(Dataset items)
***

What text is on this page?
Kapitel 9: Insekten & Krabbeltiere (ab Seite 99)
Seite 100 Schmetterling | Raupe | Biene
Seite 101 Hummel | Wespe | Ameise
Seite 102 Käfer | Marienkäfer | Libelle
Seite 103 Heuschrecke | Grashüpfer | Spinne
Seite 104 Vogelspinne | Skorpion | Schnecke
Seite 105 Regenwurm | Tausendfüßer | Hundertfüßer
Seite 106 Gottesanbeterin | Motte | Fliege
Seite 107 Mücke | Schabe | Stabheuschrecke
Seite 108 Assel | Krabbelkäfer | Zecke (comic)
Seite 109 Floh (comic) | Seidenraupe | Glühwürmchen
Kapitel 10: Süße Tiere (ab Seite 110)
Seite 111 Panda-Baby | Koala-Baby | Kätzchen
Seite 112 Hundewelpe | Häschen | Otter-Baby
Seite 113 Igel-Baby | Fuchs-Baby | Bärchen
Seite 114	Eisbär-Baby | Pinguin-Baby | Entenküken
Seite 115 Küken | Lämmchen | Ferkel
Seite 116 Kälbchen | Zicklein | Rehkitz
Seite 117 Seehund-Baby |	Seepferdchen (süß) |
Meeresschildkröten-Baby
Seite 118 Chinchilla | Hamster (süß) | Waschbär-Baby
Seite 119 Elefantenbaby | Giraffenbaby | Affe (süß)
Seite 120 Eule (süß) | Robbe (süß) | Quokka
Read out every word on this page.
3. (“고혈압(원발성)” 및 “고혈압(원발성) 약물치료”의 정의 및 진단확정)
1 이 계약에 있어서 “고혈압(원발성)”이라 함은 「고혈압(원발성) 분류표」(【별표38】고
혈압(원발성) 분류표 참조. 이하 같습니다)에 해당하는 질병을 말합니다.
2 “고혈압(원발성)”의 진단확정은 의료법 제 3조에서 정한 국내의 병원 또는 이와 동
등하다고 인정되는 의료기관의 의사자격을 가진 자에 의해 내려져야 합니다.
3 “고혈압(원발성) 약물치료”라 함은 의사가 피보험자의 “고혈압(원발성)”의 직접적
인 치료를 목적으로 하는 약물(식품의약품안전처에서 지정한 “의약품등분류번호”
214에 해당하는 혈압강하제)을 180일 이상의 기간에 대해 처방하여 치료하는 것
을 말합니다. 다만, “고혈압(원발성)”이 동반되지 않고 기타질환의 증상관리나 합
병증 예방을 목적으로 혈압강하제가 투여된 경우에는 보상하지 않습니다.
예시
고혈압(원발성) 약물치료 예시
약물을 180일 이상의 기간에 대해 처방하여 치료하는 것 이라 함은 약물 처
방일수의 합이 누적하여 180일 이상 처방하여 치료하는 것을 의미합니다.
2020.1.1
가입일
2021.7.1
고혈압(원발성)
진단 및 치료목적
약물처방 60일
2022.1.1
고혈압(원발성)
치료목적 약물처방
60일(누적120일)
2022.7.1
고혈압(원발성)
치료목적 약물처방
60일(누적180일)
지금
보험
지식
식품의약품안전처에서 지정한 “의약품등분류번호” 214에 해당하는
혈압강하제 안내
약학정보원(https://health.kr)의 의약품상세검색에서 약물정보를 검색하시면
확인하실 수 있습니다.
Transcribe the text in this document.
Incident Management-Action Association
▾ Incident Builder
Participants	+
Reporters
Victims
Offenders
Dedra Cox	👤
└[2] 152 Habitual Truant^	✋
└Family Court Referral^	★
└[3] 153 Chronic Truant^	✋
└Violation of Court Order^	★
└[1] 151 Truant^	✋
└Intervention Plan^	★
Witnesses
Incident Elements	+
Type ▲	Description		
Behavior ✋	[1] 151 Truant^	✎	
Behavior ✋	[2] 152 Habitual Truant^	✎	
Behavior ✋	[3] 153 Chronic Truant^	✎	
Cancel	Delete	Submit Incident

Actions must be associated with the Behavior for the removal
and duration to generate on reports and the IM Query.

***

What you should do =
Each line above must be printed exactly as it appears.

Task result =
What text is on this page?
Kapitel 9: Insekten & Krabbeltiere (ab Seite 99)
Seite 100 Schmetterling | Raupe | Biene
Seite 101 Hummel | Wespe | Ameise
Seite 102 Käfer | Marienkäfer | Libelle
Seite 103 Heuschrecke | Grashüpfer | Spinne
Seite 104 Vogelspinne | Skorpion | Schnecke
Seite 105 Regenwurm | Tausendfüßer | Hundertfüßer
Seite 106 Gottesanbeterin | Motte | Fliege
Seite 107 Mücke | Schabe | Stabheuschrecke
Seite 108 Assel | Krabbelkäfer | Zecke (comic)
Seite 109 Floh (comic) | Seidenraupe | Glühwürmchen
Kapitel 10: Süße Tiere (ab Seite 110)
Seite 111 Panda-Baby | Koala-Baby | Kätzchen
Seite 112 Hundewelpe | Häschen | Otter-Baby
Seite 113 Igel-Baby | Fuchs-Baby | Bärchen
Seite 114	Eisbär-Baby | Pinguin-Baby | Entenküken
Seite 115 Küken | Lämmchen | Ferkel
Seite 116 Kälbchen | Zicklein | Rehkitz
Seite 117 Seehund-Baby |	Seepferdchen (süß) |
Meeresschildkröten-Baby
Seite 118 Chinchilla | Hamster (süß) | Waschbär-Baby
Seite 119 Elefantenbaby | Giraffenbaby | Affe (süß)
Seite 120 Eule (süß) | Robbe (süß) | Quokka
Read out every word on this page.
3. (“고혈압(원발성)” 및 “고혈압(원발성) 약물치료”의 정의 및 진단확정)
1 이 계약에 있어서 “고혈압(원발성)”이라 함은 「고혈압(원발성) 분류표」(【별표38】고
혈압(원발성) 분류표 참조. 이하 같습니다)에 해당하는 질병을 말합니다.
2 “고혈압(원발성)”의 진단확정은 의료법 제 3조에서 정한 국내의 병원 또는 이와 동
등하다고 인정되는 의료기관의 의사자격을 가진 자에 의해 내려져야 합니다.
3 “고혈압(원발성) 약물치료”라 함은 의사가 피보험자의 “고혈압(원발성)”의 직접적
인 치료를 목적으로 하는 약물(식품의약품안전처에서 지정한 “의약품등분류번호”
214에 해당하는 혈압강하제)을 180일 이상의 기간에 대해 처방하여 치료하는 것
을 말합니다. 다만, “고혈압(원발성)”이 동반되지 않고 기타질환의 증상관리나 합
병증 예방을 목적으로 혈압강하제가 투여된 경우에는 보상하지 않습니다.
예시
고혈압(원발성) 약물치료 예시
약물을 180일 이상의 기간에 대해 처방하여 치료하는 것 이라 함은 약물 처
방일수의 합이 누적하여 180일 이상 처방하여 치료하는 것을 의미합니다.
2020.1.1
가입일
2021.7.1
고혈압(원발성)
진단 및 치료목적
약물처방 60일
2022.1.1
고혈압(원발성)
치료목적 약물처방
60일(누적120일)
2022.7.1
고혈압(원발성)
치료목적 약물처방
60일(누적180일)
지금
보험
지식
식품의약품안전처에서 지정한 “의약품등분류번호” 214에 해당하는
혈압강하제 안내
약학정보원(https://health.kr)의 의약품상세검색에서 약물정보를 검색하시면
확인하실 수 있습니다.
Transcribe the text in this document.
Incident Management-Action Association
▾ Incident Builder
Participants	+
Reporters
Victims
Offenders
Dedra Cox	👤
└[2] 152 Habitual Truant^	✋
└Family Court Referral^	★
└[3] 153 Chronic Truant^	✋
└Violation of Court Order^	★
└[1] 151 Truant^	✋
└Intervention Plan^	★
Witnesses
Incident Elements	+
Type ▲	Description		
Behavior ✋	[1] 151 Truant^	✎	
Behavior ✋	[2] 152 Habitual Truant^	✎	
Behavior ✋	[3] 153 Chronic Truant^	✎	
Cancel	Delete	Submit Incident

Actions must be associated with the Behavior for the removal
and duration to generate on reports and the IM Query.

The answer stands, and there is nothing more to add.